DIRECTIVE: Give the listing again exactly, omitting its images.

AVAILABLE RECORDS:
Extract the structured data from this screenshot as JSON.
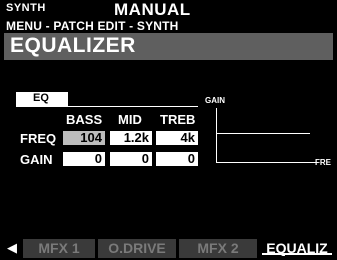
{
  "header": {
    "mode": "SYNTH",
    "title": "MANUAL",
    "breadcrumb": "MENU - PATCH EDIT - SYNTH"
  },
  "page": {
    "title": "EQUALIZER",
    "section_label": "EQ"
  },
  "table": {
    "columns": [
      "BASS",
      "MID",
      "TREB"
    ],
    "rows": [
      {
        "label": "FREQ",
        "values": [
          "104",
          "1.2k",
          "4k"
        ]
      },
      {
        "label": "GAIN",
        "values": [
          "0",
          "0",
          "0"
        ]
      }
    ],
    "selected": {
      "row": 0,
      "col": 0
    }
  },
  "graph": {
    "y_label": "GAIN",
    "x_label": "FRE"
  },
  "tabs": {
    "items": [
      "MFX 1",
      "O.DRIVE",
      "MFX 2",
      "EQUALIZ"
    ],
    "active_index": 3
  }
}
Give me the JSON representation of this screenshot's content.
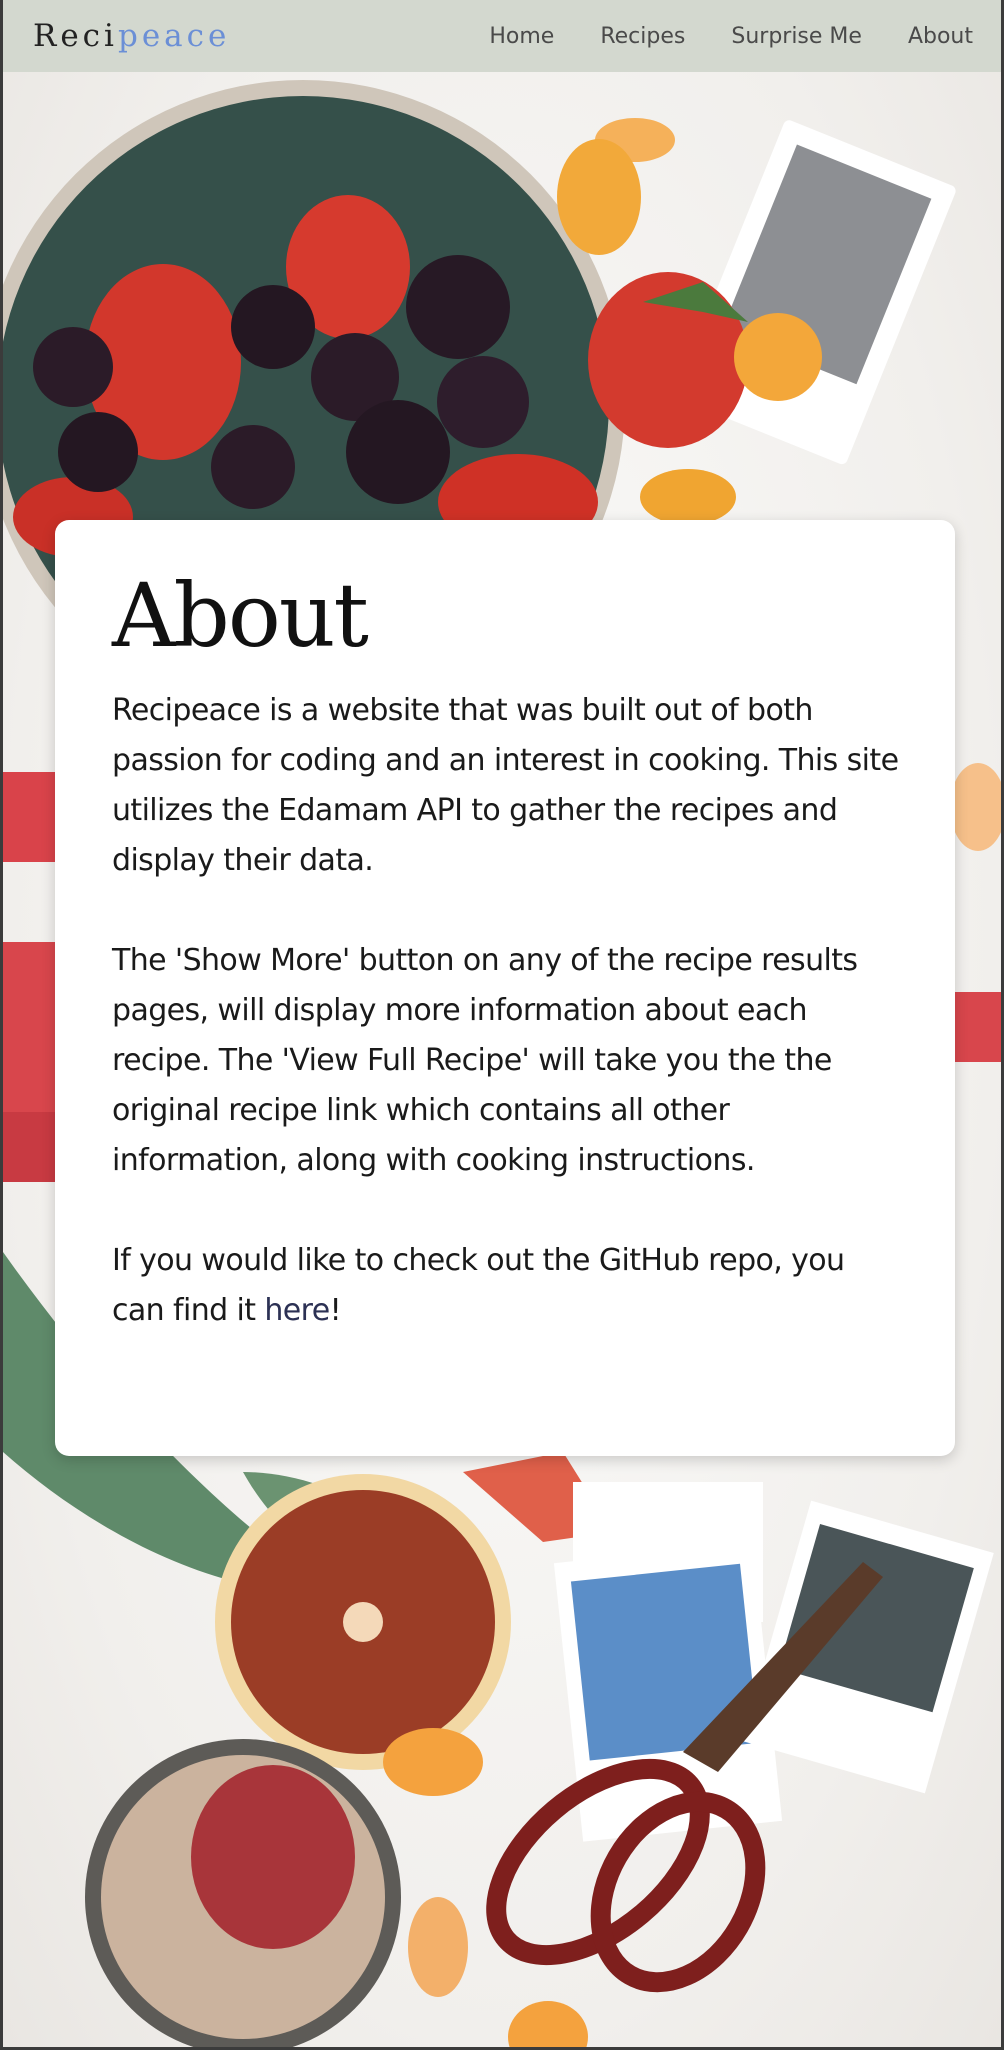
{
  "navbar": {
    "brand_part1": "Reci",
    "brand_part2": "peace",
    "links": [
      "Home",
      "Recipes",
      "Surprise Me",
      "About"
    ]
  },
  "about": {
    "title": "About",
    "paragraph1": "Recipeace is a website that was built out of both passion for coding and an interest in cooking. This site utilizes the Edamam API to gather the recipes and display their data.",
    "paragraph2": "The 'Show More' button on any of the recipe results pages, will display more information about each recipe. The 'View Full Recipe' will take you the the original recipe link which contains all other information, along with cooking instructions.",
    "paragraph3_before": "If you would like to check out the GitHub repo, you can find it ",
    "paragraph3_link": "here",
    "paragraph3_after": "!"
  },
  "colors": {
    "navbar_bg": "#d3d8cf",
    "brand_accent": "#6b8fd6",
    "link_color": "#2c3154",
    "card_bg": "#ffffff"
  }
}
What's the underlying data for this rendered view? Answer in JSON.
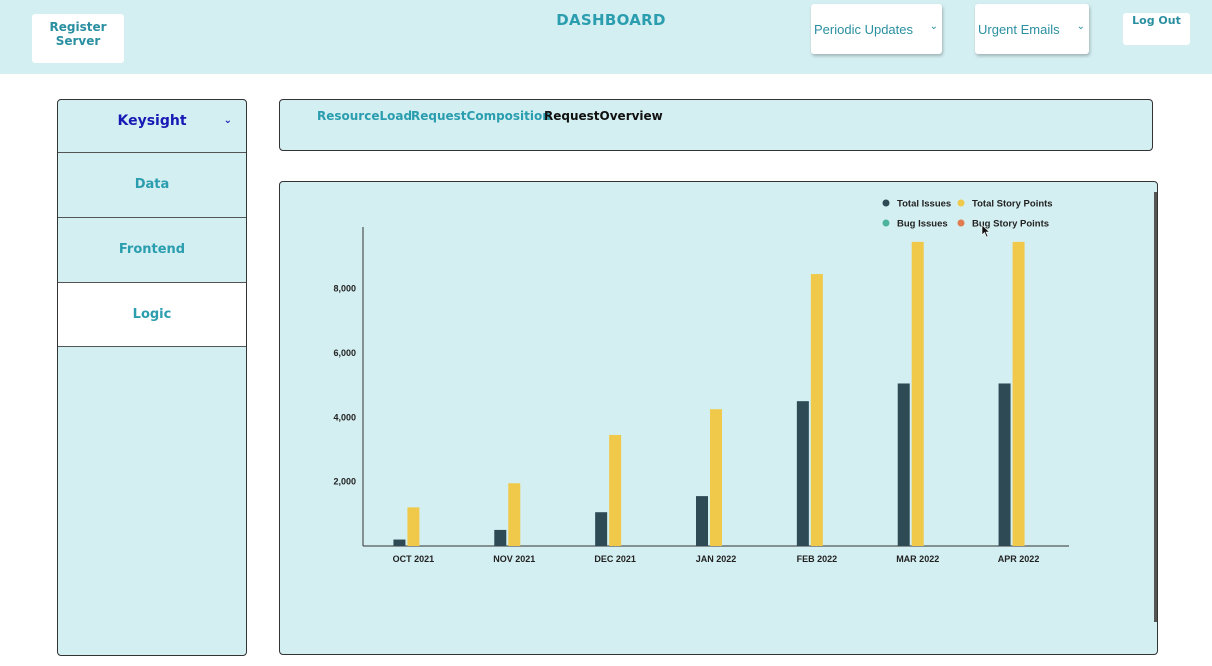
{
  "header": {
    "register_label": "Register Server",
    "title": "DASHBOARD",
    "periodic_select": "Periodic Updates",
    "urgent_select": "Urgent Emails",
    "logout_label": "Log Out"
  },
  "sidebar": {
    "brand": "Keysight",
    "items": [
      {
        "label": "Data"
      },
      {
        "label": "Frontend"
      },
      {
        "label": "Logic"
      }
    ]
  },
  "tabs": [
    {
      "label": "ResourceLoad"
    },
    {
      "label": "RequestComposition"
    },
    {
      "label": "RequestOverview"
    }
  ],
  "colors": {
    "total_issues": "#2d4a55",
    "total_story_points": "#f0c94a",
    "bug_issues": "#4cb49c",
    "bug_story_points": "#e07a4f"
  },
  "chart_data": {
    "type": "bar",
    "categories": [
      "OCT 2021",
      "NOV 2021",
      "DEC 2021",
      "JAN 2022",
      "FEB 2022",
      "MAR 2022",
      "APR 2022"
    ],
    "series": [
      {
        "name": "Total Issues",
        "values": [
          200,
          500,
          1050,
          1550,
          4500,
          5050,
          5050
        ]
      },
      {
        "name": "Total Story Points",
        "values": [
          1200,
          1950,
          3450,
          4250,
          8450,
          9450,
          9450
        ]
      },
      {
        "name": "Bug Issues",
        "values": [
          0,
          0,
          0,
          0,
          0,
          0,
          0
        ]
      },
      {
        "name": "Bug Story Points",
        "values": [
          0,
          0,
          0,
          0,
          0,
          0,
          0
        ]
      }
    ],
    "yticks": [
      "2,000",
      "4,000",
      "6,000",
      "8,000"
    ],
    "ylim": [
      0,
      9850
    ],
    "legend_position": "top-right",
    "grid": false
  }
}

WRITTEN RESPONSE:
Extract the structured data from this screenshot as JSON.
{
  "header": {
    "mode": "SYNTH",
    "title": "MANUAL",
    "breadcrumb": "MENU - PATCH EDIT - SYNTH"
  },
  "page": {
    "title": "EQUALIZER",
    "section_label": "EQ"
  },
  "table": {
    "columns": [
      "BASS",
      "MID",
      "TREB"
    ],
    "rows": [
      {
        "label": "FREQ",
        "values": [
          "104",
          "1.2k",
          "4k"
        ]
      },
      {
        "label": "GAIN",
        "values": [
          "0",
          "0",
          "0"
        ]
      }
    ],
    "selected": {
      "row": 0,
      "col": 0
    }
  },
  "graph": {
    "y_label": "GAIN",
    "x_label": "FRE"
  },
  "tabs": {
    "items": [
      "MFX 1",
      "O.DRIVE",
      "MFX 2",
      "EQUALIZ"
    ],
    "active_index": 3
  }
}
Give me the JSON representation of this screenshot's content.
{
  "navbar": {
    "brand_part1": "Reci",
    "brand_part2": "peace",
    "links": [
      "Home",
      "Recipes",
      "Surprise Me",
      "About"
    ]
  },
  "about": {
    "title": "About",
    "paragraph1": "Recipeace is a website that was built out of both passion for coding and an interest in cooking. This site utilizes the Edamam API to gather the recipes and display their data.",
    "paragraph2": "The 'Show More' button on any of the recipe results pages, will display more information about each recipe. The 'View Full Recipe' will take you the the original recipe link which contains all other information, along with cooking instructions.",
    "paragraph3_before": "If you would like to check out the GitHub repo, you can find it ",
    "paragraph3_link": "here",
    "paragraph3_after": "!"
  },
  "colors": {
    "navbar_bg": "#d3d8cf",
    "brand_accent": "#6b8fd6",
    "link_color": "#2c3154",
    "card_bg": "#ffffff"
  }
}
What's the underlying data for this rendered view? Answer in JSON.
{
  "header": {
    "register_label": "Register Server",
    "title": "DASHBOARD",
    "periodic_select": "Periodic Updates",
    "urgent_select": "Urgent Emails",
    "logout_label": "Log Out"
  },
  "sidebar": {
    "brand": "Keysight",
    "items": [
      {
        "label": "Data"
      },
      {
        "label": "Frontend"
      },
      {
        "label": "Logic"
      }
    ]
  },
  "tabs": [
    {
      "label": "ResourceLoad"
    },
    {
      "label": "RequestComposition"
    },
    {
      "label": "RequestOverview"
    }
  ],
  "colors": {
    "total_issues": "#2d4a55",
    "total_story_points": "#f0c94a",
    "bug_issues": "#4cb49c",
    "bug_story_points": "#e07a4f"
  },
  "chart_data": {
    "type": "bar",
    "categories": [
      "OCT 2021",
      "NOV 2021",
      "DEC 2021",
      "JAN 2022",
      "FEB 2022",
      "MAR 2022",
      "APR 2022"
    ],
    "series": [
      {
        "name": "Total Issues",
        "values": [
          200,
          500,
          1050,
          1550,
          4500,
          5050,
          5050
        ]
      },
      {
        "name": "Total Story Points",
        "values": [
          1200,
          1950,
          3450,
          4250,
          8450,
          9450,
          9450
        ]
      },
      {
        "name": "Bug Issues",
        "values": [
          0,
          0,
          0,
          0,
          0,
          0,
          0
        ]
      },
      {
        "name": "Bug Story Points",
        "values": [
          0,
          0,
          0,
          0,
          0,
          0,
          0
        ]
      }
    ],
    "yticks": [
      "2,000",
      "4,000",
      "6,000",
      "8,000"
    ],
    "ylim": [
      0,
      9850
    ],
    "legend_position": "top-right",
    "grid": false
  }
}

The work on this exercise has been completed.